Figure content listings
______
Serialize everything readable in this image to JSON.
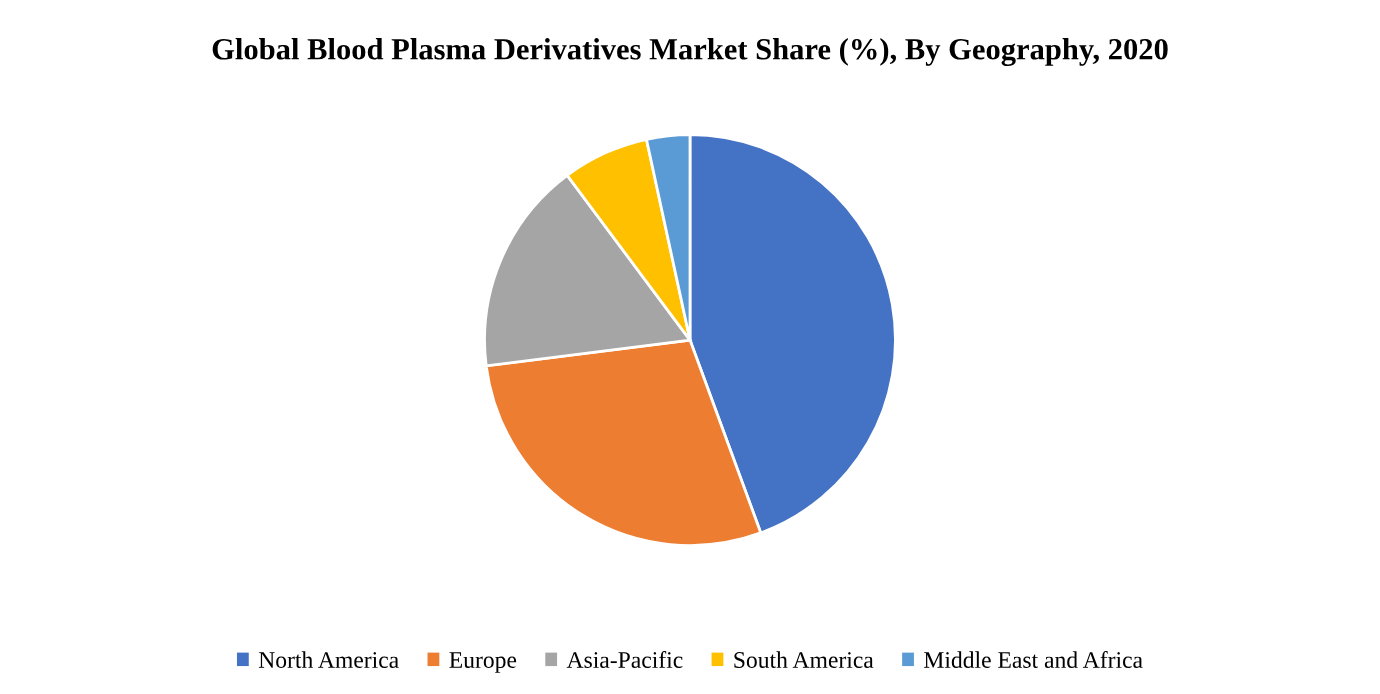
{
  "chart_data": {
    "type": "pie",
    "title": "Global Blood Plasma Derivatives Market Share (%), By Geography, 2020",
    "categories": [
      "North America",
      "Europe",
      "Asia-Pacific",
      "South America",
      "Middle East and Africa"
    ],
    "values": [
      44.4,
      28.6,
      16.8,
      6.8,
      3.4
    ],
    "colors": [
      "#4472c4",
      "#ed7d31",
      "#a5a5a5",
      "#ffc000",
      "#5b9bd5"
    ],
    "legend": "bottom"
  }
}
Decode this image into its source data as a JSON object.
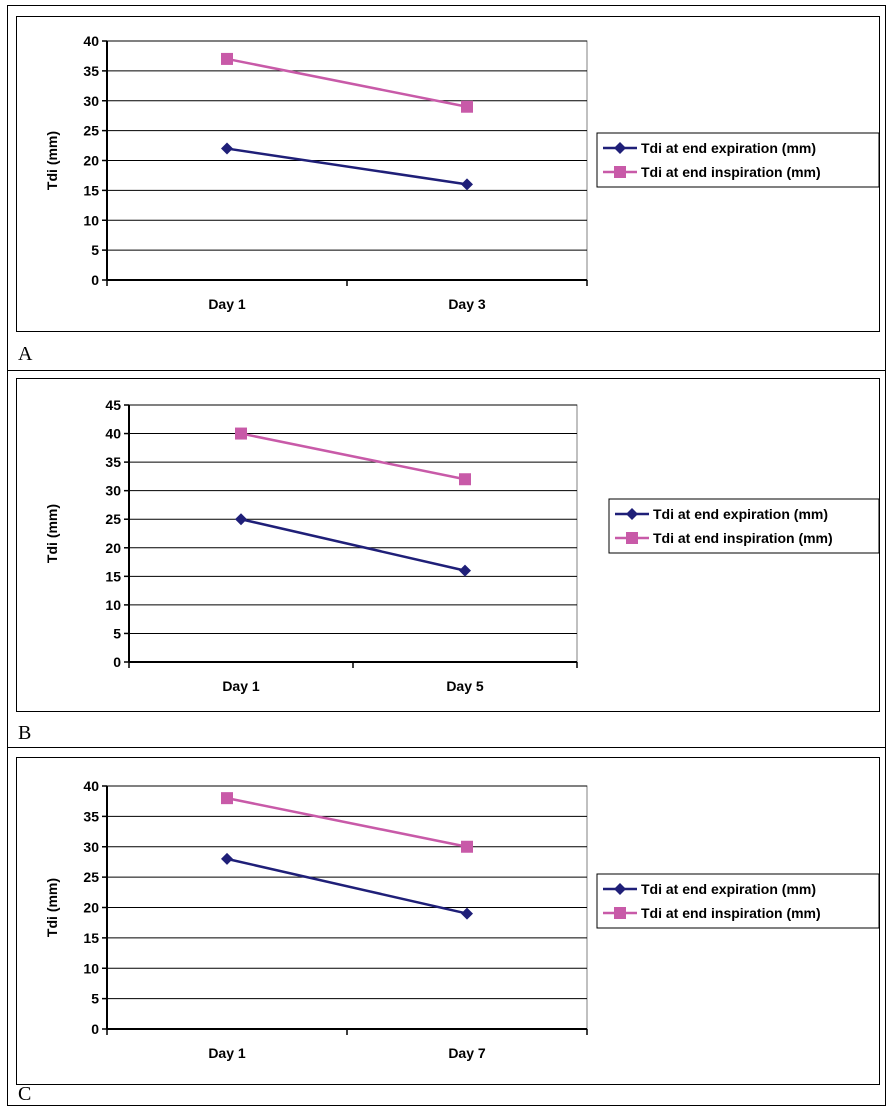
{
  "chart_data": [
    {
      "type": "line",
      "panel_label": "A",
      "categories": [
        "Day 1",
        "Day 3"
      ],
      "ylabel": "Tdi (mm)",
      "ylim": [
        0,
        40
      ],
      "yticks": [
        "0",
        "5",
        "10",
        "15",
        "20",
        "25",
        "30",
        "35",
        "40"
      ],
      "grid": true,
      "legend_placement": "right",
      "series": [
        {
          "name": "Tdi at end expiration (mm)",
          "values": [
            22,
            16
          ],
          "color": "#1f1f78",
          "marker": "diamond"
        },
        {
          "name": "Tdi at end inspiration (mm)",
          "values": [
            37,
            29
          ],
          "color": "#c85aa8",
          "marker": "square"
        }
      ]
    },
    {
      "type": "line",
      "panel_label": "B",
      "categories": [
        "Day 1",
        "Day 5"
      ],
      "ylabel": "Tdi (mm)",
      "ylim": [
        0,
        45
      ],
      "yticks": [
        "0",
        "5",
        "10",
        "15",
        "20",
        "25",
        "30",
        "35",
        "40",
        "45"
      ],
      "grid": true,
      "legend_placement": "right",
      "series": [
        {
          "name": "Tdi at end expiration (mm)",
          "values": [
            25,
            16
          ],
          "color": "#1f1f78",
          "marker": "diamond"
        },
        {
          "name": "Tdi at end inspiration (mm)",
          "values": [
            40,
            32
          ],
          "color": "#c85aa8",
          "marker": "square"
        }
      ]
    },
    {
      "type": "line",
      "panel_label": "C",
      "categories": [
        "Day 1",
        "Day 7"
      ],
      "ylabel": "Tdi (mm)",
      "ylim": [
        0,
        40
      ],
      "yticks": [
        "0",
        "5",
        "10",
        "15",
        "20",
        "25",
        "30",
        "35",
        "40"
      ],
      "grid": true,
      "legend_placement": "right",
      "series": [
        {
          "name": "Tdi at end expiration (mm)",
          "values": [
            28,
            19
          ],
          "color": "#1f1f78",
          "marker": "diamond"
        },
        {
          "name": "Tdi at end inspiration (mm)",
          "values": [
            38,
            30
          ],
          "color": "#c85aa8",
          "marker": "square"
        }
      ]
    }
  ]
}
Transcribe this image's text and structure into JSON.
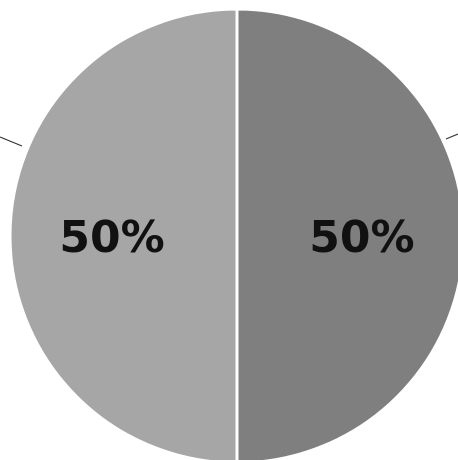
{
  "chart_data": {
    "type": "pie",
    "slices": [
      {
        "label": "50%",
        "value": 50,
        "color": "#7f7f7f"
      },
      {
        "label": "50%",
        "value": 50,
        "color": "#a6a6a6"
      }
    ],
    "start_angle_deg": 0,
    "direction": "clockwise",
    "separator_color": "#ffffff",
    "leader_line_color": "#333333",
    "legend": "none"
  }
}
______
#### [Work to be completed]
Take the listing above and print it exactly, apart from the pictures.

#### [Answer to the problem]
Serialize everything readable in this image to JSON.
{
  "chart_data": {
    "type": "pie",
    "title": "Global Blood Plasma Derivatives Market Share (%), By Geography, 2020",
    "categories": [
      "North America",
      "Europe",
      "Asia-Pacific",
      "South America",
      "Middle East and Africa"
    ],
    "values": [
      44.4,
      28.6,
      16.8,
      6.8,
      3.4
    ],
    "colors": [
      "#4472c4",
      "#ed7d31",
      "#a5a5a5",
      "#ffc000",
      "#5b9bd5"
    ],
    "legend": "bottom"
  }
}
Decode this image into its source data as a JSON object.
{
  "chart_data": [
    {
      "type": "line",
      "panel_label": "A",
      "categories": [
        "Day 1",
        "Day 3"
      ],
      "ylabel": "Tdi (mm)",
      "ylim": [
        0,
        40
      ],
      "yticks": [
        "0",
        "5",
        "10",
        "15",
        "20",
        "25",
        "30",
        "35",
        "40"
      ],
      "grid": true,
      "legend_placement": "right",
      "series": [
        {
          "name": "Tdi at end expiration (mm)",
          "values": [
            22,
            16
          ],
          "color": "#1f1f78",
          "marker": "diamond"
        },
        {
          "name": "Tdi at end inspiration (mm)",
          "values": [
            37,
            29
          ],
          "color": "#c85aa8",
          "marker": "square"
        }
      ]
    },
    {
      "type": "line",
      "panel_label": "B",
      "categories": [
        "Day 1",
        "Day 5"
      ],
      "ylabel": "Tdi (mm)",
      "ylim": [
        0,
        45
      ],
      "yticks": [
        "0",
        "5",
        "10",
        "15",
        "20",
        "25",
        "30",
        "35",
        "40",
        "45"
      ],
      "grid": true,
      "legend_placement": "right",
      "series": [
        {
          "name": "Tdi at end expiration (mm)",
          "values": [
            25,
            16
          ],
          "color": "#1f1f78",
          "marker": "diamond"
        },
        {
          "name": "Tdi at end inspiration (mm)",
          "values": [
            40,
            32
          ],
          "color": "#c85aa8",
          "marker": "square"
        }
      ]
    },
    {
      "type": "line",
      "panel_label": "C",
      "categories": [
        "Day 1",
        "Day 7"
      ],
      "ylabel": "Tdi (mm)",
      "ylim": [
        0,
        40
      ],
      "yticks": [
        "0",
        "5",
        "10",
        "15",
        "20",
        "25",
        "30",
        "35",
        "40"
      ],
      "grid": true,
      "legend_placement": "right",
      "series": [
        {
          "name": "Tdi at end expiration (mm)",
          "values": [
            28,
            19
          ],
          "color": "#1f1f78",
          "marker": "diamond"
        },
        {
          "name": "Tdi at end inspiration (mm)",
          "values": [
            38,
            30
          ],
          "color": "#c85aa8",
          "marker": "square"
        }
      ]
    }
  ]
}
Transcribe this image's text and structure into JSON.
{
  "chart_data": {
    "type": "pie",
    "slices": [
      {
        "label": "50%",
        "value": 50,
        "color": "#7f7f7f"
      },
      {
        "label": "50%",
        "value": 50,
        "color": "#a6a6a6"
      }
    ],
    "start_angle_deg": 0,
    "direction": "clockwise",
    "separator_color": "#ffffff",
    "leader_line_color": "#333333",
    "legend": "none"
  }
}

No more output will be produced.